··· Brano
Anche il senatore a vita Mario Monti in un suo intervento del gennaio 2021 ha ricordato come sia importante porsi con urgenza il problema di quanto abbia senso continuare a ristorare con debito le perdite subite a causa del lockdown, quando per molte attività sarebbe meglio che lo Stato favorisse la ristrutturazione o la chiusura con il necessario accompagnamento sociale per destinare le risorse ad attività che si svilupperanno, invece che a quelle che purtroppo non avranno un domani…
Il compito del governo sarebbe quindi quello di accompagnare socialmente ed economicamente chi non ce la farà.
In questo senso è anche il documento redatto dal Gruppo dei Trenta dal titolo “Reviving and Restructuring the Corporate Sector Post-Covid: Designing Public Policy Interventions”, in cui vengono illustrate le linee guida che i governi di tutto il mondo dovrebbero seguire in questo periodo di pandemia.
La domanda è: perché 30 banchieri possono decidere gli interventi di politica pubblica che i governi di tutto il mondo dovrebbero applicare in questo periodo?
Perché il mondo della finanza ha facoltà di designare gli interventi di politica pubblica e mettere un proprio uomo al governo di uno stato, quando invece quest’uomo dovrebbe essere democraticamente eletto e nominato? Chi ha dato a queste persone questa facoltà?
······
* _Cosa si chiede_
Rispondi alle seguenti domande sul brano dedicato ai ristori e alla pandemia.
(a) In quale mese e anno risale l'intervento del senatore a vita Mario Monti?
(b) Quale gruppo ha redatto il documento intitolato "Reviving and Restructuring the Corporate Sector Post-Covid: Designing Public Policy Interventions"?
(c) Quale sarebbe il compito del governo secondo il brano?
I record provengono da un'altra fonte.
··· Voci del dataset
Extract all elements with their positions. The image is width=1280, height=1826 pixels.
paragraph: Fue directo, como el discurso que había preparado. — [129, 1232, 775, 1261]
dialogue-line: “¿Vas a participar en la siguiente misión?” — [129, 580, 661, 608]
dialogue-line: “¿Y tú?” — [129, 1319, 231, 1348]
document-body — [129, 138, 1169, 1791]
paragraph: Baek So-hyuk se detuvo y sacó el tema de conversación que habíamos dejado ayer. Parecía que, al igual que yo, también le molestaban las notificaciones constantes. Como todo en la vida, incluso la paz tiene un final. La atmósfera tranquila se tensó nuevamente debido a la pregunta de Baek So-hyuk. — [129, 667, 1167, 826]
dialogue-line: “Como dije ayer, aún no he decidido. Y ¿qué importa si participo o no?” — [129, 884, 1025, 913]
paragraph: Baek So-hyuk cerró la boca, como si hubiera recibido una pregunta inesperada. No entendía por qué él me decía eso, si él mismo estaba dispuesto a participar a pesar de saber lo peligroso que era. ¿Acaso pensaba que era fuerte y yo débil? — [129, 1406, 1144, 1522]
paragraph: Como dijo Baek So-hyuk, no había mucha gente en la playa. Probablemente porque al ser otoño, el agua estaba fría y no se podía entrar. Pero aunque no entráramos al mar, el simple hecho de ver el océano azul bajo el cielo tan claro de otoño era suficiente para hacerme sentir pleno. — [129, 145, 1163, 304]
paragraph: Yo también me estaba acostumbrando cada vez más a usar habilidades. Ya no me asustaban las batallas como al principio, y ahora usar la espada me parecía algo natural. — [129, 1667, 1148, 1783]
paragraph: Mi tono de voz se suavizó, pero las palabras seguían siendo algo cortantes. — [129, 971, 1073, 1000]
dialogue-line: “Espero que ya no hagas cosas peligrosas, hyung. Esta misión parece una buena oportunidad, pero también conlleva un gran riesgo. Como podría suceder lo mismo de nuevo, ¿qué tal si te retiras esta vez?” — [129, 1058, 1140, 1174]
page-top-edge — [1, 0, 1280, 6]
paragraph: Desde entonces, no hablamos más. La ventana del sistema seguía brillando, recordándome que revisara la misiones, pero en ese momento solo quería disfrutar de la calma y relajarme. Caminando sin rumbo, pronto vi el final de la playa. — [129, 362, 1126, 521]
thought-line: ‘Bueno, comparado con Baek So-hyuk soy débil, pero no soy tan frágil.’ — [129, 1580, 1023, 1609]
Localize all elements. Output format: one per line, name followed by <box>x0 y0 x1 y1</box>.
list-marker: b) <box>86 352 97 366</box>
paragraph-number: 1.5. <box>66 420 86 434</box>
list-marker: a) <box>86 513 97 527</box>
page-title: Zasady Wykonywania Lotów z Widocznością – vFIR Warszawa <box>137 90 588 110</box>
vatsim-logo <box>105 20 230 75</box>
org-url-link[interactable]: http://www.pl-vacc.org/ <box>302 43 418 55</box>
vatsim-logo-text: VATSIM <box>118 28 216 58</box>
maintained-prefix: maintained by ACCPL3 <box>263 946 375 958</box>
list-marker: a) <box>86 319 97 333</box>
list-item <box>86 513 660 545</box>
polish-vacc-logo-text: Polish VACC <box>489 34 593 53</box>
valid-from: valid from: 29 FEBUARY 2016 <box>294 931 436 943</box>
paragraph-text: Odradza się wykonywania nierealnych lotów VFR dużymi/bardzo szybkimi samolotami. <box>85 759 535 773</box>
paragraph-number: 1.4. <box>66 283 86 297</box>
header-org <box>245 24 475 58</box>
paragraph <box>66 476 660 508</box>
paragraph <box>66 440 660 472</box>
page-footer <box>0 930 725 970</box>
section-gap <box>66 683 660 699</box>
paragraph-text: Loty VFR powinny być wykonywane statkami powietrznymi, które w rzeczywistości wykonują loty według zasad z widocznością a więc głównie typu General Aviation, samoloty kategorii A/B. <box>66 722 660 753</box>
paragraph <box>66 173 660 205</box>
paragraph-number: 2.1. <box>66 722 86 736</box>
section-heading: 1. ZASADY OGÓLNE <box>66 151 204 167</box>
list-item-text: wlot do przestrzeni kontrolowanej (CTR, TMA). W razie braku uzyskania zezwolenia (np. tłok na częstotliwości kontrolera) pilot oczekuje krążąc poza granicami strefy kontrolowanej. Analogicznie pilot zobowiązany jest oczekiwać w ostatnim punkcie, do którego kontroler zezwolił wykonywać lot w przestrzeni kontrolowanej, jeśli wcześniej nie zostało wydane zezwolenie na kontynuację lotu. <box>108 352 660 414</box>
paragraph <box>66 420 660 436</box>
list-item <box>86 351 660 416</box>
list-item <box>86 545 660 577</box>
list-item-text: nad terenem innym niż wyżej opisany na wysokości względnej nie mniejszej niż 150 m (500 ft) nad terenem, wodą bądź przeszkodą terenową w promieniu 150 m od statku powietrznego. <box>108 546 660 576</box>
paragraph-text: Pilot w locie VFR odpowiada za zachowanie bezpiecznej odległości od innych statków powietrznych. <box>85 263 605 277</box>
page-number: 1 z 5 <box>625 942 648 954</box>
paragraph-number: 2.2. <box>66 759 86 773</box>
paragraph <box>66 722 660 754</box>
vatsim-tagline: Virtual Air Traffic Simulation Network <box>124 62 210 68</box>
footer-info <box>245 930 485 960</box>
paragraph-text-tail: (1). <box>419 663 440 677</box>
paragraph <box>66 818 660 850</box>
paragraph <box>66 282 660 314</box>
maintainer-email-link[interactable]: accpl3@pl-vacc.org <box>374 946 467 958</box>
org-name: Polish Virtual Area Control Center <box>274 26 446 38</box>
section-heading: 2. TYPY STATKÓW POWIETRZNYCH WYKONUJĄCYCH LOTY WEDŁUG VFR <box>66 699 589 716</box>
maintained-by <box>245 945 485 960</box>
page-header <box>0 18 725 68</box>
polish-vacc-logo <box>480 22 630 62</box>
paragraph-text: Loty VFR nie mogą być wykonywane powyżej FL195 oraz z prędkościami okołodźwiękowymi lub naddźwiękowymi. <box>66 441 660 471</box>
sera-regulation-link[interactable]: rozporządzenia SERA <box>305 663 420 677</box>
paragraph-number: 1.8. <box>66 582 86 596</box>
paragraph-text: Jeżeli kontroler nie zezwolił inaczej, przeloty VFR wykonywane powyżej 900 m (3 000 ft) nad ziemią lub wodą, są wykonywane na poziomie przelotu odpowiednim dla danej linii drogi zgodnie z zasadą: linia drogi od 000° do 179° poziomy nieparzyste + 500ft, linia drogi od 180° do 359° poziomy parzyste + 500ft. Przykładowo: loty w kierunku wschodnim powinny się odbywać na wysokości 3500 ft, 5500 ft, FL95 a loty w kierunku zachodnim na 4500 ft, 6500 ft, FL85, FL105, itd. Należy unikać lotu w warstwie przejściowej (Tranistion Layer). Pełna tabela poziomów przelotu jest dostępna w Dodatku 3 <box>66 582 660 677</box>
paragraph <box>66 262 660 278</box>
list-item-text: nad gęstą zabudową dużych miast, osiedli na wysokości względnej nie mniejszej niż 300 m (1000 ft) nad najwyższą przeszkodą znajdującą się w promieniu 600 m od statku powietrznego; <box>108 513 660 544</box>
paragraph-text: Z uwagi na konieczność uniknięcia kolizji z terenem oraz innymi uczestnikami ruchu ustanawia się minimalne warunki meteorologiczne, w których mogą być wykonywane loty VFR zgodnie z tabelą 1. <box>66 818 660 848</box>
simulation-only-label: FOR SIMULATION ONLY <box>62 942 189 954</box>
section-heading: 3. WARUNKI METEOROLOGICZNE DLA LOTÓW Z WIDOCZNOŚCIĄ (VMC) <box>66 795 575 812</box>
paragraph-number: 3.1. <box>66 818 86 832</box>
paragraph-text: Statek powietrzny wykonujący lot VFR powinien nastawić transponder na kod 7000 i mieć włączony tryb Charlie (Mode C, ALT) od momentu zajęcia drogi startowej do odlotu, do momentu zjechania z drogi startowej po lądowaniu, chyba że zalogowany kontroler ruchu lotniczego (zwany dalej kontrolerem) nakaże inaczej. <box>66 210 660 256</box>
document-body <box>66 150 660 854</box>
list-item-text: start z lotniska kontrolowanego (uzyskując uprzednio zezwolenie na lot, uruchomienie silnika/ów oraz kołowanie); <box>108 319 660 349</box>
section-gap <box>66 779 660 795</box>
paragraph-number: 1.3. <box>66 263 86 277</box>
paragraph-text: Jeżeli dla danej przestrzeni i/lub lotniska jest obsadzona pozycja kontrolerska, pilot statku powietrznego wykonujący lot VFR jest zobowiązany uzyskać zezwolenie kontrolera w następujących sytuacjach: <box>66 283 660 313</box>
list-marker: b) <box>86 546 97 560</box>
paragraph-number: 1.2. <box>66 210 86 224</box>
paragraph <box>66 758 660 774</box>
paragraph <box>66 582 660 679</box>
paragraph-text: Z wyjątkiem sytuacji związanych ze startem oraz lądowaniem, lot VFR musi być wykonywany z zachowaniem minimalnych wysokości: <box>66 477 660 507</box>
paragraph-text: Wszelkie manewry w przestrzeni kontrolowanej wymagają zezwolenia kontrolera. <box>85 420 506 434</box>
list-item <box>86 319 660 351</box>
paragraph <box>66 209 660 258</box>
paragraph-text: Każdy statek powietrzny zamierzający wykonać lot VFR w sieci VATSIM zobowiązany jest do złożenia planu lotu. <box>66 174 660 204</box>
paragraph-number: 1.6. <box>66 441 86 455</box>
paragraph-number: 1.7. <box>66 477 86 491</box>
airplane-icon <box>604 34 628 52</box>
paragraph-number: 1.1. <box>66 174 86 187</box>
······
* _Risposta_
(a) Gennaio 2021.
(b) Il Gruppo dei Trenta.
(c) Accompagnare socialmente ed economicamente chi non ce la farà.